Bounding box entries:
◇ ◇ ◇ ◇ ◇

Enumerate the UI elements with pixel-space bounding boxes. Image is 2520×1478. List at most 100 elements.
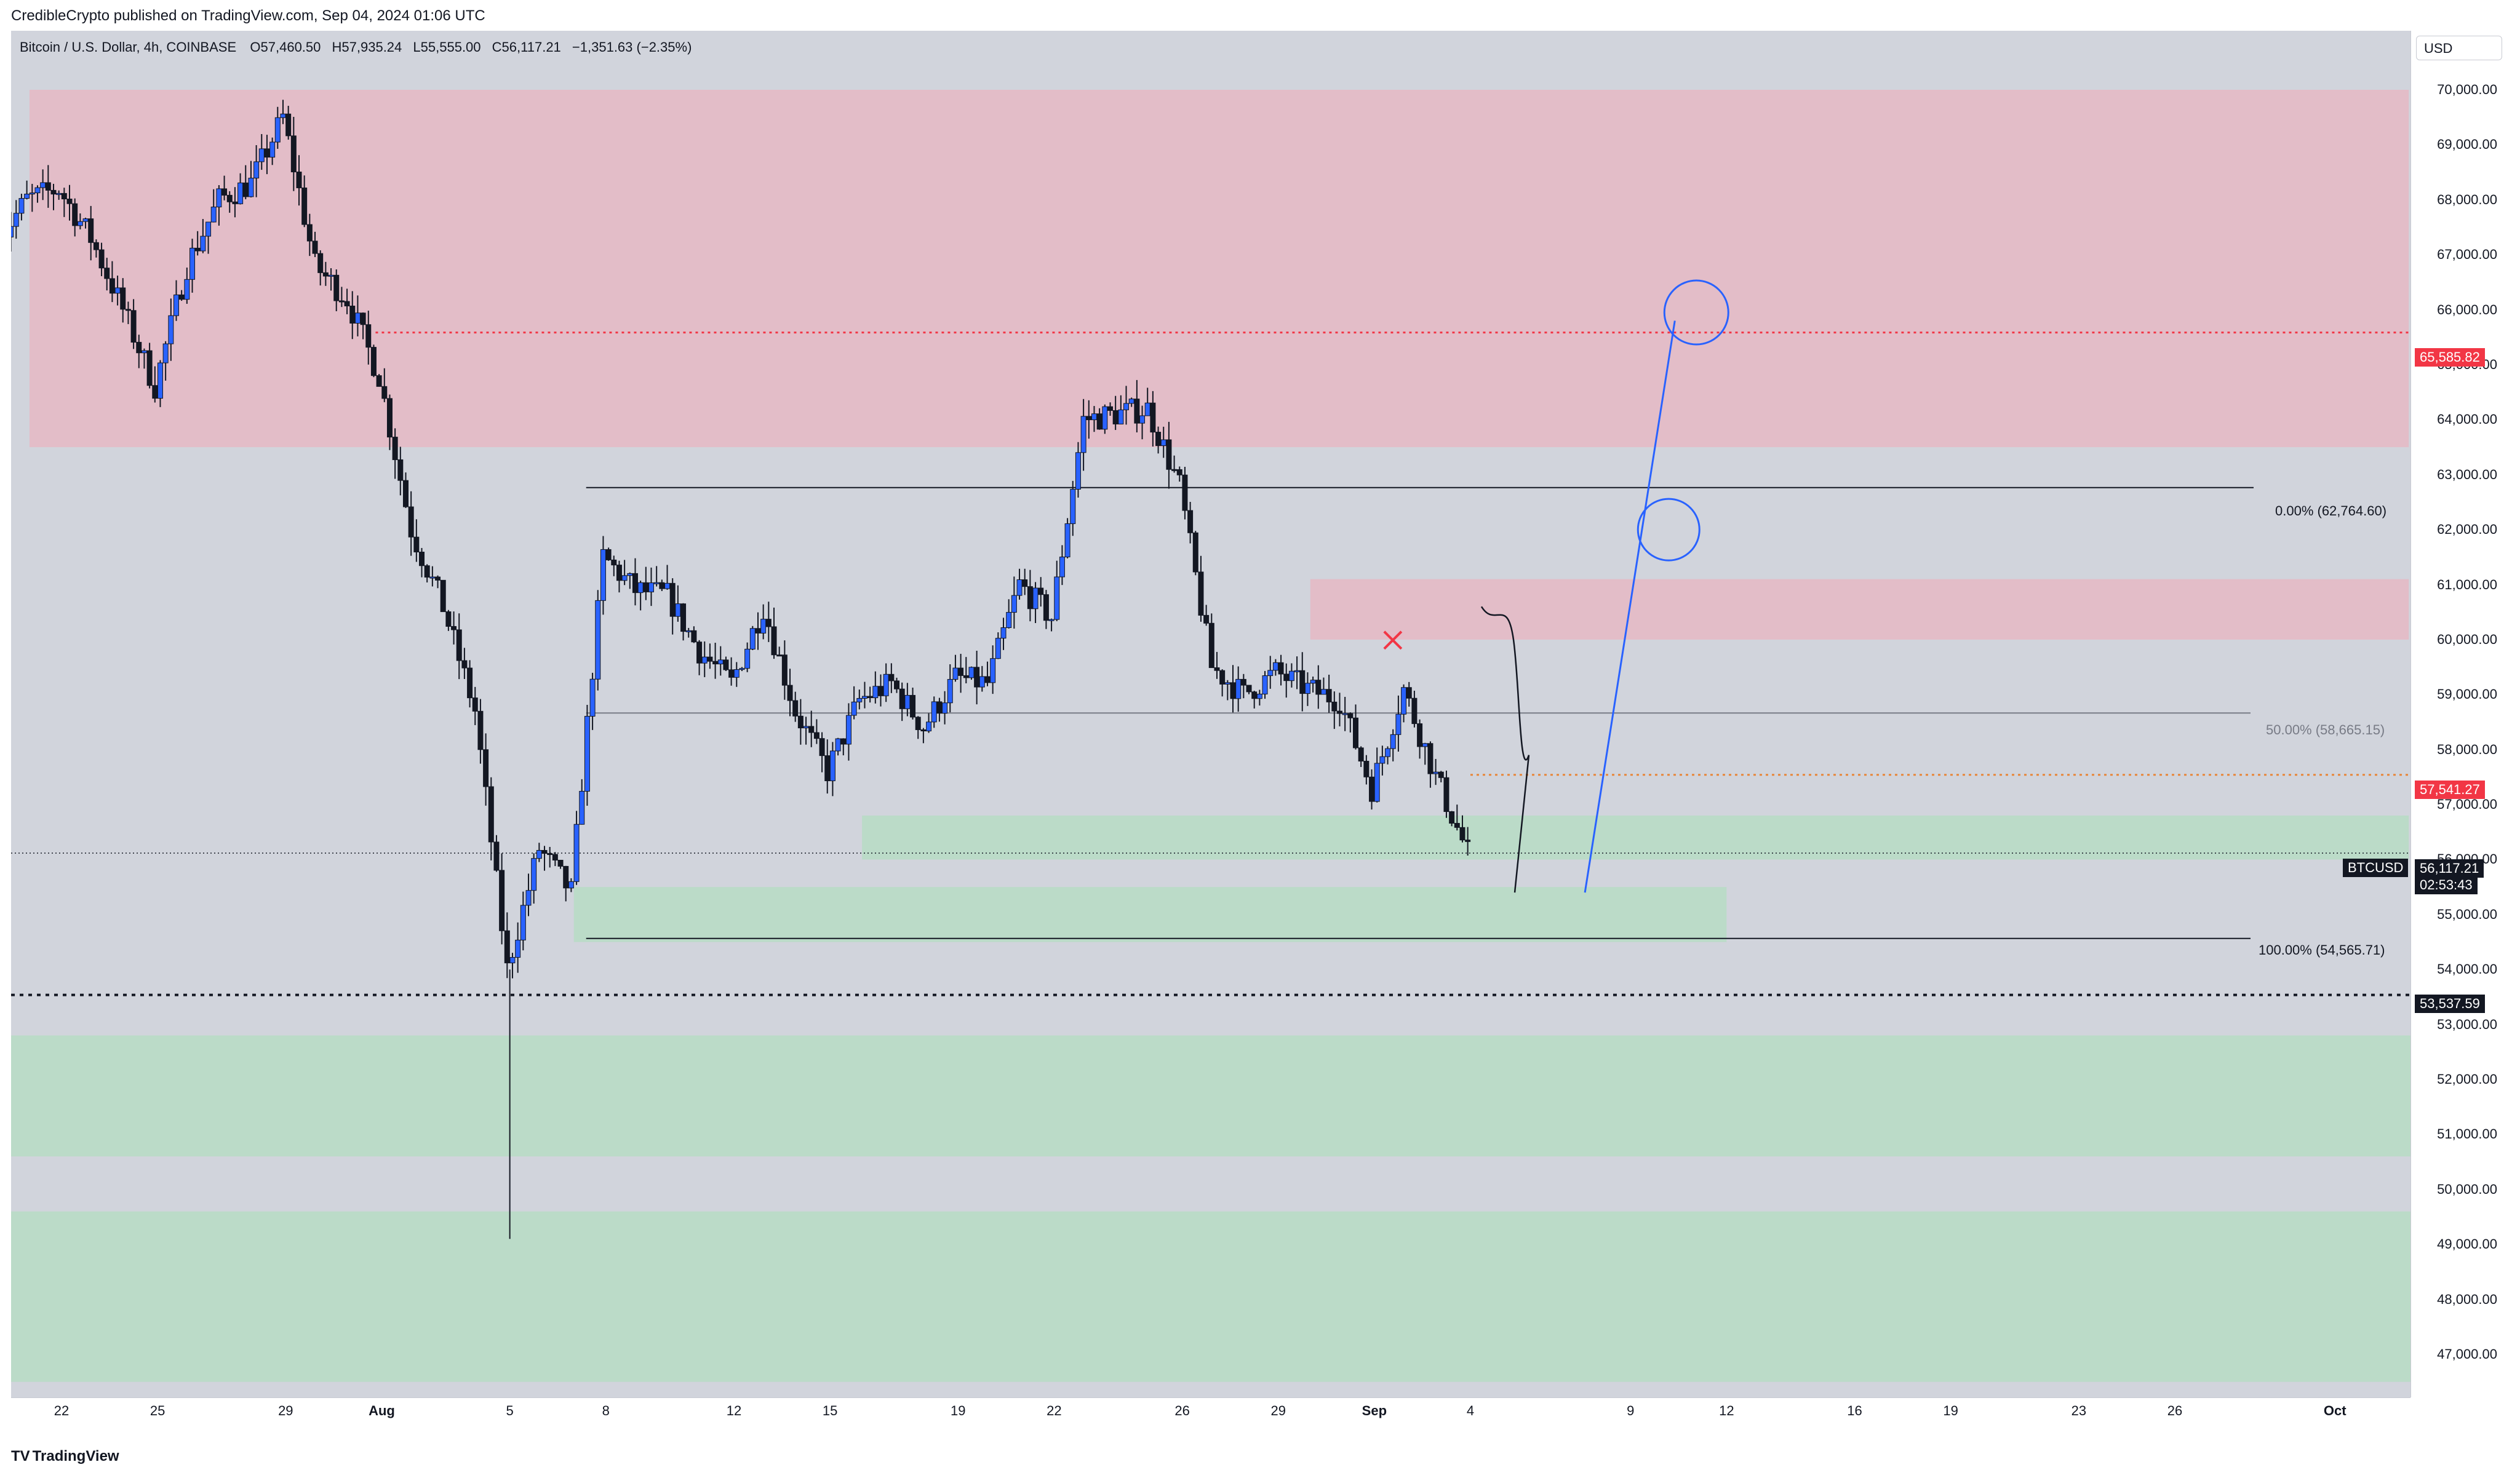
candle-body[interactable] xyxy=(1443,777,1449,813)
candle-body[interactable] xyxy=(253,161,260,179)
candle-body[interactable] xyxy=(931,701,937,723)
candle-body[interactable] xyxy=(381,386,388,399)
candle-body[interactable] xyxy=(98,249,105,269)
candle-body[interactable] xyxy=(541,850,548,854)
candle-body[interactable] xyxy=(1401,687,1407,715)
candle-body[interactable] xyxy=(56,193,62,195)
candle-body[interactable] xyxy=(360,312,366,325)
candle-body[interactable] xyxy=(1128,399,1134,404)
candle-body[interactable] xyxy=(1102,406,1108,430)
candle-body[interactable] xyxy=(696,642,703,664)
candle-body[interactable] xyxy=(680,603,687,632)
candle-body[interactable] xyxy=(1315,680,1322,695)
candle-body[interactable] xyxy=(248,178,254,197)
support-zone[interactable] xyxy=(11,1035,2410,1157)
candle-body[interactable] xyxy=(910,694,916,718)
price-scale[interactable]: USD 47,000.00 48,000.00 49,000.00 50,000.00… xyxy=(2410,31,2520,1397)
candle-body[interactable] xyxy=(1139,415,1146,424)
support-zone[interactable] xyxy=(11,1211,2410,1382)
candle-body[interactable] xyxy=(269,141,276,158)
candle-body[interactable] xyxy=(616,565,622,581)
candle-body[interactable] xyxy=(1214,667,1220,671)
candle-body[interactable] xyxy=(456,629,462,661)
candle-body[interactable] xyxy=(264,148,270,158)
candle-body[interactable] xyxy=(579,790,585,825)
candle-body[interactable] xyxy=(1016,579,1023,596)
candle-body[interactable] xyxy=(1112,410,1118,424)
candle-body[interactable] xyxy=(1411,697,1418,725)
candle-body[interactable] xyxy=(1294,670,1300,672)
candle-body[interactable] xyxy=(1224,682,1230,685)
candle-body[interactable] xyxy=(1070,488,1076,524)
candle-body[interactable] xyxy=(451,626,457,630)
candle-body[interactable] xyxy=(370,347,377,376)
candle-body[interactable] xyxy=(947,679,953,704)
candle-body[interactable] xyxy=(728,669,735,678)
candle-body[interactable] xyxy=(872,686,879,698)
candle-body[interactable] xyxy=(845,715,851,745)
candle-body[interactable] xyxy=(1256,693,1262,699)
candle-body[interactable] xyxy=(1075,452,1081,490)
candle-body[interactable] xyxy=(1006,612,1012,628)
candle-body[interactable] xyxy=(867,696,873,698)
candle-body[interactable] xyxy=(1000,627,1007,639)
candle-body[interactable] xyxy=(1363,761,1370,777)
candle-body[interactable] xyxy=(386,398,393,438)
candle-body[interactable] xyxy=(1347,713,1354,718)
support-zone[interactable] xyxy=(573,887,1727,942)
candle-body[interactable] xyxy=(883,673,889,696)
candle-body[interactable] xyxy=(157,362,163,399)
candle-body[interactable] xyxy=(1054,576,1060,620)
candle-body[interactable] xyxy=(1086,416,1092,421)
candle-body[interactable] xyxy=(1358,747,1364,762)
candle-body[interactable] xyxy=(162,343,169,364)
candle-body[interactable] xyxy=(493,841,500,871)
candle-body[interactable] xyxy=(1027,586,1033,610)
candle-body[interactable] xyxy=(1320,689,1326,695)
fib-level-bottom[interactable]: 100.00% (54,565.71) xyxy=(2259,942,2385,958)
candle-body[interactable] xyxy=(595,600,601,680)
candle-body[interactable] xyxy=(184,279,190,300)
candle-body[interactable] xyxy=(1032,587,1039,610)
candle-body[interactable] xyxy=(130,310,137,343)
candle-body[interactable] xyxy=(317,253,324,273)
candle-body[interactable] xyxy=(637,582,644,594)
candle-body[interactable] xyxy=(280,113,286,118)
candle-body[interactable] xyxy=(440,579,446,613)
candle-body[interactable] xyxy=(515,939,521,958)
candle-body[interactable] xyxy=(888,673,895,681)
candle-body[interactable] xyxy=(1336,710,1342,714)
candle-body[interactable] xyxy=(1272,662,1278,671)
candle-body[interactable] xyxy=(536,850,542,859)
candle-body[interactable] xyxy=(1144,402,1150,416)
candle-body[interactable] xyxy=(792,700,799,717)
candle-body[interactable] xyxy=(472,697,478,712)
candle-body[interactable] xyxy=(1267,670,1274,677)
forecast-path[interactable] xyxy=(1480,606,1530,893)
candle-body[interactable] xyxy=(1134,399,1140,424)
candle-body[interactable] xyxy=(1048,619,1055,621)
fib-level-mid[interactable]: 50.00% (58,665.15) xyxy=(2266,722,2385,737)
candle-body[interactable] xyxy=(1369,776,1375,802)
support-zone[interactable] xyxy=(862,815,2409,860)
candle-body[interactable] xyxy=(296,172,302,188)
candle-body[interactable] xyxy=(675,603,681,617)
projection-arrow[interactable] xyxy=(1584,320,1676,893)
candle-body[interactable] xyxy=(1374,763,1380,802)
candle-body[interactable] xyxy=(691,630,697,643)
candle-body[interactable] xyxy=(1155,432,1162,447)
candle-body[interactable] xyxy=(621,575,628,581)
candle-body[interactable] xyxy=(194,247,201,252)
candle-body[interactable] xyxy=(1438,771,1444,778)
candle-body[interactable] xyxy=(1182,474,1188,511)
candle-body[interactable] xyxy=(29,193,35,195)
candle-body[interactable] xyxy=(1427,743,1433,774)
candle-body[interactable] xyxy=(1235,678,1242,699)
candle-body[interactable] xyxy=(717,659,724,665)
candle-body[interactable] xyxy=(488,786,494,843)
candle-body[interactable] xyxy=(1171,469,1178,471)
candle-body[interactable] xyxy=(648,582,655,592)
candle-body[interactable] xyxy=(274,117,281,143)
candle-body[interactable] xyxy=(1433,771,1439,774)
candle-body[interactable] xyxy=(1406,687,1412,699)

◇ ◇ ◇ ◇ ◇

Rewrite every line of the items with each "support-zone" changed to "support-area" and nothing else altered, and leave the pictures out.

Result of the task ▸
Enumerate the UI elements with pixel-space bounding boxes. Image is 2520×1478. List at most 100 elements.
candle-body[interactable] xyxy=(1443,777,1449,813)
candle-body[interactable] xyxy=(253,161,260,179)
candle-body[interactable] xyxy=(931,701,937,723)
candle-body[interactable] xyxy=(381,386,388,399)
candle-body[interactable] xyxy=(98,249,105,269)
candle-body[interactable] xyxy=(541,850,548,854)
candle-body[interactable] xyxy=(1401,687,1407,715)
candle-body[interactable] xyxy=(56,193,62,195)
candle-body[interactable] xyxy=(360,312,366,325)
candle-body[interactable] xyxy=(1128,399,1134,404)
candle-body[interactable] xyxy=(1102,406,1108,430)
candle-body[interactable] xyxy=(696,642,703,664)
candle-body[interactable] xyxy=(680,603,687,632)
candle-body[interactable] xyxy=(1315,680,1322,695)
candle-body[interactable] xyxy=(248,178,254,197)
support-area[interactable] xyxy=(11,1035,2410,1157)
candle-body[interactable] xyxy=(910,694,916,718)
price-scale[interactable]: USD 47,000.00 48,000.00 49,000.00 50,000.00… xyxy=(2410,31,2520,1397)
candle-body[interactable] xyxy=(1139,415,1146,424)
support-area[interactable] xyxy=(11,1211,2410,1382)
candle-body[interactable] xyxy=(269,141,276,158)
candle-body[interactable] xyxy=(616,565,622,581)
candle-body[interactable] xyxy=(1214,667,1220,671)
candle-body[interactable] xyxy=(456,629,462,661)
candle-body[interactable] xyxy=(264,148,270,158)
candle-body[interactable] xyxy=(579,790,585,825)
candle-body[interactable] xyxy=(1016,579,1023,596)
candle-body[interactable] xyxy=(1112,410,1118,424)
candle-body[interactable] xyxy=(1411,697,1418,725)
candle-body[interactable] xyxy=(1294,670,1300,672)
candle-body[interactable] xyxy=(1224,682,1230,685)
candle-body[interactable] xyxy=(1070,488,1076,524)
candle-body[interactable] xyxy=(451,626,457,630)
candle-body[interactable] xyxy=(370,347,377,376)
candle-body[interactable] xyxy=(947,679,953,704)
candle-body[interactable] xyxy=(728,669,735,678)
candle-body[interactable] xyxy=(872,686,879,698)
candle-body[interactable] xyxy=(845,715,851,745)
candle-body[interactable] xyxy=(1256,693,1262,699)
candle-body[interactable] xyxy=(1075,452,1081,490)
candle-body[interactable] xyxy=(1006,612,1012,628)
candle-body[interactable] xyxy=(867,696,873,698)
candle-body[interactable] xyxy=(1000,627,1007,639)
candle-body[interactable] xyxy=(1363,761,1370,777)
candle-body[interactable] xyxy=(386,398,393,438)
candle-body[interactable] xyxy=(1347,713,1354,718)
support-area[interactable] xyxy=(573,887,1727,942)
candle-body[interactable] xyxy=(883,673,889,696)
candle-body[interactable] xyxy=(157,362,163,399)
candle-body[interactable] xyxy=(1054,576,1060,620)
candle-body[interactable] xyxy=(1086,416,1092,421)
candle-body[interactable] xyxy=(1358,747,1364,762)
candle-body[interactable] xyxy=(162,343,169,364)
candle-body[interactable] xyxy=(493,841,500,871)
candle-body[interactable] xyxy=(1027,586,1033,610)
candle-body[interactable] xyxy=(1320,689,1326,695)
fib-level-bottom[interactable]: 100.00% (54,565.71) xyxy=(2259,942,2385,958)
candle-body[interactable] xyxy=(595,600,601,680)
candle-body[interactable] xyxy=(184,279,190,300)
candle-body[interactable] xyxy=(1032,587,1039,610)
candle-body[interactable] xyxy=(130,310,137,343)
candle-body[interactable] xyxy=(317,253,324,273)
candle-body[interactable] xyxy=(637,582,644,594)
candle-body[interactable] xyxy=(280,113,286,118)
candle-body[interactable] xyxy=(440,579,446,613)
candle-body[interactable] xyxy=(515,939,521,958)
candle-body[interactable] xyxy=(888,673,895,681)
candle-body[interactable] xyxy=(1336,710,1342,714)
candle-body[interactable] xyxy=(1272,662,1278,671)
candle-body[interactable] xyxy=(536,850,542,859)
candle-body[interactable] xyxy=(1144,402,1150,416)
candle-body[interactable] xyxy=(792,700,799,717)
candle-body[interactable] xyxy=(472,697,478,712)
candle-body[interactable] xyxy=(1267,670,1274,677)
forecast-path[interactable] xyxy=(1480,606,1530,893)
candle-body[interactable] xyxy=(1134,399,1140,424)
candle-body[interactable] xyxy=(1048,619,1055,621)
fib-level-mid[interactable]: 50.00% (58,665.15) xyxy=(2266,722,2385,737)
candle-body[interactable] xyxy=(1369,776,1375,802)
support-area[interactable] xyxy=(862,815,2409,860)
candle-body[interactable] xyxy=(296,172,302,188)
candle-body[interactable] xyxy=(675,603,681,617)
projection-arrow[interactable] xyxy=(1584,320,1676,893)
candle-body[interactable] xyxy=(1374,763,1380,802)
candle-body[interactable] xyxy=(691,630,697,643)
candle-body[interactable] xyxy=(1155,432,1162,447)
candle-body[interactable] xyxy=(621,575,628,581)
candle-body[interactable] xyxy=(194,247,201,252)
candle-body[interactable] xyxy=(1438,771,1444,778)
candle-body[interactable] xyxy=(1182,474,1188,511)
candle-body[interactable] xyxy=(29,193,35,195)
candle-body[interactable] xyxy=(1427,743,1433,774)
candle-body[interactable] xyxy=(1235,678,1242,699)
candle-body[interactable] xyxy=(717,659,724,665)
candle-body[interactable] xyxy=(488,786,494,843)
candle-body[interactable] xyxy=(1171,469,1178,471)
candle-body[interactable] xyxy=(648,582,655,592)
candle-body[interactable] xyxy=(274,117,281,143)
candle-body[interactable] xyxy=(1433,771,1439,774)
candle-body[interactable] xyxy=(1406,687,1412,699)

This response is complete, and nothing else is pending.